Given passage ▸

Magia Blanca (born June 26, 1993) is a Mexican luchador enmascarado, or masked professional wrestler, previously known by the ring name Magnifico I. He is currently working with Consejo Mundial de Lucha Libre (CMLL), where he is the current Mexican National Welterweight Champion.

He is a fourth-generation wrestler, the nephew of Apóstol Jr. and cousin of wrestlers Bandido and Myzteziz Jr. His real name is not a matter of public record as is often the case with masked wrestlers in Mexico.

Career
Magia Blanca made his in-ring debut on June 19, 2011, in his hometown of Torreón, then under the name Magnifico I. Along with their cousin Magnifico II, they formed the group Los Magnificos. The first mach they had was against Vientos Negros. Soon, they founded the trio Reyes del Aire with another relative, Angelikal. The trio wrestled extensively high on the match cards in Coahuila and Durango in 2012 and 2013.

In 2015, he was signed to Consejo Mundial de Lucha Libre (CMLL) and he was repackaged as Magia Blanca (Spanish for "White Magic"), without changing the design of the mask. After spending the fall of 2015 wrestling at the promotions's minor events in Puebla and Guadalajara, he made his debut in Mexico City on March 22, 2016, during the La Gran Alternativa tournament, which pits an experienced wrestler against a rookie. Magia Blanca teamed up with his trainer Último Guerrero and they made it to the quarter-finals. In 2018, he won the Copa Nuevos Valores tournament, a tournament for new talent in CMLL. In the finals, he defeated Flyer, which earned him a title match against Soberano Jr. over the Mexican National Welterweight Championship. However, Magia Blanca lost that bout two fall to one. At the Gran Alternativa tournament, Flyer gained a measure of revenge where he and Volador Jr. defeated Magia Blanca and Atlantis from the tournament. On May 24 it was revealed that Magia Blanca had suffered a knee injury during a match and would not be able to work for six to nine months.

What the task asks ▸
Reproduce everything in the passage on Magia Blanca from "He is a fourth-generation" down to "wrestlers in Mexico.".

[Bounding box entries]
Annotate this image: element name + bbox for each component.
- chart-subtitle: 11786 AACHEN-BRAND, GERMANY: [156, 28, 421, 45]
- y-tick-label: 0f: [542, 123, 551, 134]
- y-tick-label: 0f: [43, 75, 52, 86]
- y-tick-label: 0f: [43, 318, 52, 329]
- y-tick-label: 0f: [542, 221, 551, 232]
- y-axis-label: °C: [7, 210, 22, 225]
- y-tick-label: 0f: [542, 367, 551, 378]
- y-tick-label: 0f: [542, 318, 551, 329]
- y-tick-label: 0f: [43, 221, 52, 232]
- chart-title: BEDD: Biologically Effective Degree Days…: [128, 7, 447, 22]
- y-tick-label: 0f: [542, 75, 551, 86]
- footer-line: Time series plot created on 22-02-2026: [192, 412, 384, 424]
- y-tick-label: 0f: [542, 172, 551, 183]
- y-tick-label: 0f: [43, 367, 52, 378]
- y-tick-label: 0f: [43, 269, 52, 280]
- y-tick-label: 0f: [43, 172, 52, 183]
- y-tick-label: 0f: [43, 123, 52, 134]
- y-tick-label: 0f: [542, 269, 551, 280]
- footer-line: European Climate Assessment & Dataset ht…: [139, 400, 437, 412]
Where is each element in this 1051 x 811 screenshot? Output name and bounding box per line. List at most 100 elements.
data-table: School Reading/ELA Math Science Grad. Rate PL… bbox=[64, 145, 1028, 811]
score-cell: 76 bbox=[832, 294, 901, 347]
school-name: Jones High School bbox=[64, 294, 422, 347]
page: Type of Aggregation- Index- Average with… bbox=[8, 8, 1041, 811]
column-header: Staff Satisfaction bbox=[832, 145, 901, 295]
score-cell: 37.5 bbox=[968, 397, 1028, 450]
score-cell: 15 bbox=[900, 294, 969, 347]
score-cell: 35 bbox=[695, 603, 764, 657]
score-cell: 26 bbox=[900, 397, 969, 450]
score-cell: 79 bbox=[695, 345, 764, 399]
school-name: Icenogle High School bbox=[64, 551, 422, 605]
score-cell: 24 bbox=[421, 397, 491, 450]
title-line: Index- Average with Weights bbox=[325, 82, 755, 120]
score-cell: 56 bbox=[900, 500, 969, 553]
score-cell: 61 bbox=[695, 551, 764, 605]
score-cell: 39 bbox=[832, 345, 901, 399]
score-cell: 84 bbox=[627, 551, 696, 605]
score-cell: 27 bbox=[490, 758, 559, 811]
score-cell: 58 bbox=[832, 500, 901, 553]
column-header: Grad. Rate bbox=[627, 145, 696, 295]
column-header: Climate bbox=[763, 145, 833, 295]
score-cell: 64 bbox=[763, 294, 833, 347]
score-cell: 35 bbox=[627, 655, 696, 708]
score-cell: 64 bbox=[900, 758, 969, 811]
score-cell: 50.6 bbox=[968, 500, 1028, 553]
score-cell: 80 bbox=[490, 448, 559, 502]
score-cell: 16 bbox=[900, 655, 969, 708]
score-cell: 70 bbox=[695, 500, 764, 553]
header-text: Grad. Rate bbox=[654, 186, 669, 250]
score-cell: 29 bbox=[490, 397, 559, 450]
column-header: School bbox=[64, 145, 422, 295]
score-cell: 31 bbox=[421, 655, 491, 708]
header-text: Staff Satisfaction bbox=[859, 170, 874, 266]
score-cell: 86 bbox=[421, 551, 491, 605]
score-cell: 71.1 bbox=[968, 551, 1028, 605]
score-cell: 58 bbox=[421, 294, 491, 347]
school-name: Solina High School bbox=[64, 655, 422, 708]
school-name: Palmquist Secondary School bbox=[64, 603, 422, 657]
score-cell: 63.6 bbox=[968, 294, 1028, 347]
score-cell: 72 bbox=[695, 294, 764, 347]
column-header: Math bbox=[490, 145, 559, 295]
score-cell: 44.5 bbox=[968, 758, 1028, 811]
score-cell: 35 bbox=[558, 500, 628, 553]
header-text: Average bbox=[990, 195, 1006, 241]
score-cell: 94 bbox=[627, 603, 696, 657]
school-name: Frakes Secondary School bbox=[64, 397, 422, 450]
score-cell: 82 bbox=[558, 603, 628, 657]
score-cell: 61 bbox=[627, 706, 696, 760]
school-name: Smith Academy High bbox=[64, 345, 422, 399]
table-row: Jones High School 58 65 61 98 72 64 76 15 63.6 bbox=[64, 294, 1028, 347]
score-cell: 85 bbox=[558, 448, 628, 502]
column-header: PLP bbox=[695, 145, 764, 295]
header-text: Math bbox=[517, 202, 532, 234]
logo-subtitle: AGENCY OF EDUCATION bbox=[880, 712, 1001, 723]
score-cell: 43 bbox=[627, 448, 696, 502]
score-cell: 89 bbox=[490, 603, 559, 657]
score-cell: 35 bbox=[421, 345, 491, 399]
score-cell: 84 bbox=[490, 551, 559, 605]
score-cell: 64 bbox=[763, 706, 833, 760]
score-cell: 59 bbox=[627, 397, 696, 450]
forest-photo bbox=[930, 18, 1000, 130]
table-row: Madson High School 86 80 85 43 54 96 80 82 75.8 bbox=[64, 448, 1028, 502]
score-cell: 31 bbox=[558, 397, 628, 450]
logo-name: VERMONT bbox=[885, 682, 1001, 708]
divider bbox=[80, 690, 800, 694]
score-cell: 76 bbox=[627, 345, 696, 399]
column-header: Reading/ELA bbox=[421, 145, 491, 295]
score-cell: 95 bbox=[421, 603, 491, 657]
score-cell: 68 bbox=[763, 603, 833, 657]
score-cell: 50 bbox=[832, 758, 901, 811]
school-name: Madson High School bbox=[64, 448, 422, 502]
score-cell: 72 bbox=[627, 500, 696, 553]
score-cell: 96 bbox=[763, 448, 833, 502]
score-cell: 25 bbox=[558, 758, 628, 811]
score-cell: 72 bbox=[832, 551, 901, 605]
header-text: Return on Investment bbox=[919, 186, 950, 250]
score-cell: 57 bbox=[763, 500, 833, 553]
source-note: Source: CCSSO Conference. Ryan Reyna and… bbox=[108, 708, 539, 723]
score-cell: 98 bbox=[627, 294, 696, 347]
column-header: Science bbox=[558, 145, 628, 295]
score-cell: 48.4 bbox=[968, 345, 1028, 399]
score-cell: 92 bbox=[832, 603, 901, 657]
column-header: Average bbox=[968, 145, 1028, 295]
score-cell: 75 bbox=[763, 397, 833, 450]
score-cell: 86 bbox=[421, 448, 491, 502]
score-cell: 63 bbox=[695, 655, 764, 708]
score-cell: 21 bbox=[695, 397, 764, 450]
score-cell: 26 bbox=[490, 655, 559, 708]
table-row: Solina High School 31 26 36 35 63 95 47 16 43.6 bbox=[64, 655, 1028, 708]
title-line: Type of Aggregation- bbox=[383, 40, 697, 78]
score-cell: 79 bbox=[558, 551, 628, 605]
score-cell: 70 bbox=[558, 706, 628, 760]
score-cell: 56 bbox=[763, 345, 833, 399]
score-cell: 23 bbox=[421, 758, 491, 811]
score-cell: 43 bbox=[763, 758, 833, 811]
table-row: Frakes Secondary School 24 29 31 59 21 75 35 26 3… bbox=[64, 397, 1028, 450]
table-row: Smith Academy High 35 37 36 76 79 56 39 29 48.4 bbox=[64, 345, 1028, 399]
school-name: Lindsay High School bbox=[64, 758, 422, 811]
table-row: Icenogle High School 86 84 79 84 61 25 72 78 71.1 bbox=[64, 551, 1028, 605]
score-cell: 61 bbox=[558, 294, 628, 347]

Task solution ▸
He is a fourth-generation wrestler, the nephew of Apóstol Jr. and cousin of wrestlers Bandido and Myzteziz Jr. His real name is not a matter of public record as is often the case with masked wrestlers in Mexico.